> **AIM**:
Copy out every line of the listing below, unchanged.

> **DATA PROVIDED**:
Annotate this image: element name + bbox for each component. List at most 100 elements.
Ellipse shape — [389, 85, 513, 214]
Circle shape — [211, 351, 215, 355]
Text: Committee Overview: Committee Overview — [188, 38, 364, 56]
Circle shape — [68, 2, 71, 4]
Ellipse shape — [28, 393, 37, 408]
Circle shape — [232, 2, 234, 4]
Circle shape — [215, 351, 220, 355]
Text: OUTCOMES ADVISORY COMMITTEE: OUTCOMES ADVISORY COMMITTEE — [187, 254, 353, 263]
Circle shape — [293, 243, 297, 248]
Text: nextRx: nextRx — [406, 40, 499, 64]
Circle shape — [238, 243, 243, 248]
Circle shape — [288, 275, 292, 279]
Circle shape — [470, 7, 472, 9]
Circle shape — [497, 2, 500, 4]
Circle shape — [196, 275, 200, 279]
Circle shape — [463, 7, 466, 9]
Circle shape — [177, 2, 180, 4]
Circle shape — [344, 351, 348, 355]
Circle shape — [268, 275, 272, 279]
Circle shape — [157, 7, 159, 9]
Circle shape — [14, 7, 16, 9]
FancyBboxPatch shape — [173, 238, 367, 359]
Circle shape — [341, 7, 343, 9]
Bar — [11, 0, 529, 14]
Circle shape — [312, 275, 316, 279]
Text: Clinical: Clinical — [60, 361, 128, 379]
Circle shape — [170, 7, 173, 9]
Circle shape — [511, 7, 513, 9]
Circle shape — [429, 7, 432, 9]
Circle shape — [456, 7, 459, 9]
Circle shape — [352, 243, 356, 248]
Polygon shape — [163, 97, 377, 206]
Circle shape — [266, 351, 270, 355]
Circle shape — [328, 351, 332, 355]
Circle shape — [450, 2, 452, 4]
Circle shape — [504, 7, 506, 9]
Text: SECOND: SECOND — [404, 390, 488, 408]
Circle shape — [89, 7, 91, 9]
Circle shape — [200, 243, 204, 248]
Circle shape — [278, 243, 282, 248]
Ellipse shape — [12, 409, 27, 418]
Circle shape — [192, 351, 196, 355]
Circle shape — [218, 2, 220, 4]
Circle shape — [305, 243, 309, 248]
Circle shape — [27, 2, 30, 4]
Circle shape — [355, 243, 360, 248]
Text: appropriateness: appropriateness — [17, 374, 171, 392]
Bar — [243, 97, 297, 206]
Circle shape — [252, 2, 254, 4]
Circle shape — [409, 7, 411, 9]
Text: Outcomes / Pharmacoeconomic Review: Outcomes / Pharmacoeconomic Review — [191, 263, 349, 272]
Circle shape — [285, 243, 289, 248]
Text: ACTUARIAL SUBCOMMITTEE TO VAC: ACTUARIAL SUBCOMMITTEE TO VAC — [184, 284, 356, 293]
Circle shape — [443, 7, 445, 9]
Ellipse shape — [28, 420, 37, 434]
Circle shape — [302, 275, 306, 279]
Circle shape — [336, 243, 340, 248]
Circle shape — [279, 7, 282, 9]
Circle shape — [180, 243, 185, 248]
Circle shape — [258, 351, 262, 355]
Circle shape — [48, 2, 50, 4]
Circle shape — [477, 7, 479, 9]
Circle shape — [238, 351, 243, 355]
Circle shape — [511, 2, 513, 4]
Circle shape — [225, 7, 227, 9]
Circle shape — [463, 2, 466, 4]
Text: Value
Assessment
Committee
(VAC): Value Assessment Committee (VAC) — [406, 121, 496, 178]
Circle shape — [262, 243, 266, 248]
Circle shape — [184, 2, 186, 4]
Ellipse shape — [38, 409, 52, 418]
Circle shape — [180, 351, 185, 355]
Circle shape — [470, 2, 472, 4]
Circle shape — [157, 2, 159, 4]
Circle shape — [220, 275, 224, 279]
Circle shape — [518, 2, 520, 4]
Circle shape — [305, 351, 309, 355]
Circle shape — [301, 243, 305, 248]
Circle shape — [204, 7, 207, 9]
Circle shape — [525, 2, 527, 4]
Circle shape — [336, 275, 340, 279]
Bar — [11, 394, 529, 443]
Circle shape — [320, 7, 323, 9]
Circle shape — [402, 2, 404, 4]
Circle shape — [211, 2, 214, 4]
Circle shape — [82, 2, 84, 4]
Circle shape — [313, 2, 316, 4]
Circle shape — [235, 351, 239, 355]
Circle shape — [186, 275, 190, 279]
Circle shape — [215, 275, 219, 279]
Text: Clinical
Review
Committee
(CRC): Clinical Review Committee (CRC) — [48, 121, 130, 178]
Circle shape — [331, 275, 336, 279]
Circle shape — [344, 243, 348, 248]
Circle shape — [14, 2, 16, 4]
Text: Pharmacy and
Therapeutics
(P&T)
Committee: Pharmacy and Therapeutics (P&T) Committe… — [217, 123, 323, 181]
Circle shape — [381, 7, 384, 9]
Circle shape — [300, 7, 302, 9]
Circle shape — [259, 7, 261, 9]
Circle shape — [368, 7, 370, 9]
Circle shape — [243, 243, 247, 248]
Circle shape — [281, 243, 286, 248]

> **SOLUTION FOR THIS PROBLEM**:
Annotate this image: element name + bbox for each component. List at most 100 elements.
Ellipse shape — [389, 85, 513, 214]
Circle shape — [211, 351, 215, 355]
Text: Committee Overview: Committee Overview — [188, 38, 364, 56]
Circle shape — [68, 2, 71, 4]
Ellipse shape — [28, 393, 37, 408]
Circle shape — [232, 2, 234, 4]
Circle shape — [215, 351, 220, 355]
Text: OUTCOMES ADVISORY COMMITTEE: OUTCOMES ADVISORY COMMITTEE — [187, 254, 353, 263]
Circle shape — [293, 243, 297, 248]
Text: nextRx: nextRx — [406, 40, 499, 64]
Circle shape — [238, 243, 243, 248]
Circle shape — [288, 275, 292, 279]
Circle shape — [470, 7, 472, 9]
Circle shape — [497, 2, 500, 4]
Circle shape — [196, 275, 200, 279]
Circle shape — [463, 7, 466, 9]
Circle shape — [177, 2, 180, 4]
Circle shape — [344, 351, 348, 355]
Circle shape — [268, 275, 272, 279]
Circle shape — [157, 7, 159, 9]
Circle shape — [14, 7, 16, 9]
FancyBboxPatch shape — [173, 238, 367, 359]
Circle shape — [341, 7, 343, 9]
Bar — [11, 0, 529, 14]
Circle shape — [312, 275, 316, 279]
Text: Clinical: Clinical — [60, 361, 128, 379]
Circle shape — [170, 7, 173, 9]
Circle shape — [511, 7, 513, 9]
Circle shape — [429, 7, 432, 9]
Circle shape — [456, 7, 459, 9]
Circle shape — [352, 243, 356, 248]
Polygon shape — [163, 97, 377, 206]
Circle shape — [266, 351, 270, 355]
Circle shape — [328, 351, 332, 355]
Circle shape — [450, 2, 452, 4]
Circle shape — [504, 7, 506, 9]
Text: SECOND: SECOND — [404, 390, 488, 408]
Circle shape — [89, 7, 91, 9]
Circle shape — [200, 243, 204, 248]
Circle shape — [278, 243, 282, 248]
Ellipse shape — [12, 409, 27, 418]
Circle shape — [192, 351, 196, 355]
Circle shape — [218, 2, 220, 4]
Circle shape — [305, 243, 309, 248]
Circle shape — [27, 2, 30, 4]
Circle shape — [355, 243, 360, 248]
Text: appropriateness: appropriateness — [17, 374, 171, 392]
Bar — [243, 97, 297, 206]
Circle shape — [252, 2, 254, 4]
Circle shape — [409, 7, 411, 9]
Text: Outcomes / Pharmacoeconomic Review: Outcomes / Pharmacoeconomic Review — [191, 263, 349, 272]
Circle shape — [285, 243, 289, 248]
Text: ACTUARIAL SUBCOMMITTEE TO VAC: ACTUARIAL SUBCOMMITTEE TO VAC — [184, 284, 356, 293]
Circle shape — [443, 7, 445, 9]
Ellipse shape — [28, 420, 37, 434]
Circle shape — [302, 275, 306, 279]
Circle shape — [336, 243, 340, 248]
Circle shape — [279, 7, 282, 9]
Circle shape — [180, 243, 185, 248]
Circle shape — [258, 351, 262, 355]
Circle shape — [48, 2, 50, 4]
Circle shape — [477, 7, 479, 9]
Circle shape — [238, 351, 243, 355]
Circle shape — [511, 2, 513, 4]
Circle shape — [225, 7, 227, 9]
Circle shape — [463, 2, 466, 4]
Text: Value
Assessment
Committee
(VAC): Value Assessment Committee (VAC) — [406, 121, 496, 178]
Circle shape — [262, 243, 266, 248]
Circle shape — [184, 2, 186, 4]
Ellipse shape — [38, 409, 52, 418]
Circle shape — [180, 351, 185, 355]
Circle shape — [470, 2, 472, 4]
Circle shape — [157, 2, 159, 4]
Circle shape — [220, 275, 224, 279]
Circle shape — [518, 2, 520, 4]
Circle shape — [305, 351, 309, 355]
Circle shape — [301, 243, 305, 248]
Circle shape — [204, 7, 207, 9]
Circle shape — [525, 2, 527, 4]
Circle shape — [336, 275, 340, 279]
Bar — [11, 394, 529, 443]
Circle shape — [320, 7, 323, 9]
Circle shape — [402, 2, 404, 4]
Circle shape — [211, 2, 214, 4]
Circle shape — [82, 2, 84, 4]
Circle shape — [313, 2, 316, 4]
Circle shape — [235, 351, 239, 355]
Circle shape — [186, 275, 190, 279]
Circle shape — [215, 275, 219, 279]
Text: Clinical
Review
Committee
(CRC): Clinical Review Committee (CRC) — [48, 121, 130, 178]
Circle shape — [331, 275, 336, 279]
Circle shape — [344, 243, 348, 248]
Circle shape — [14, 2, 16, 4]
Text: Pharmacy and
Therapeutics
(P&T)
Committee: Pharmacy and Therapeutics (P&T) Committe… — [217, 123, 323, 181]
Circle shape — [381, 7, 384, 9]
Circle shape — [300, 7, 302, 9]
Circle shape — [259, 7, 261, 9]
Circle shape — [368, 7, 370, 9]
Circle shape — [243, 243, 247, 248]
Circle shape — [281, 243, 286, 248]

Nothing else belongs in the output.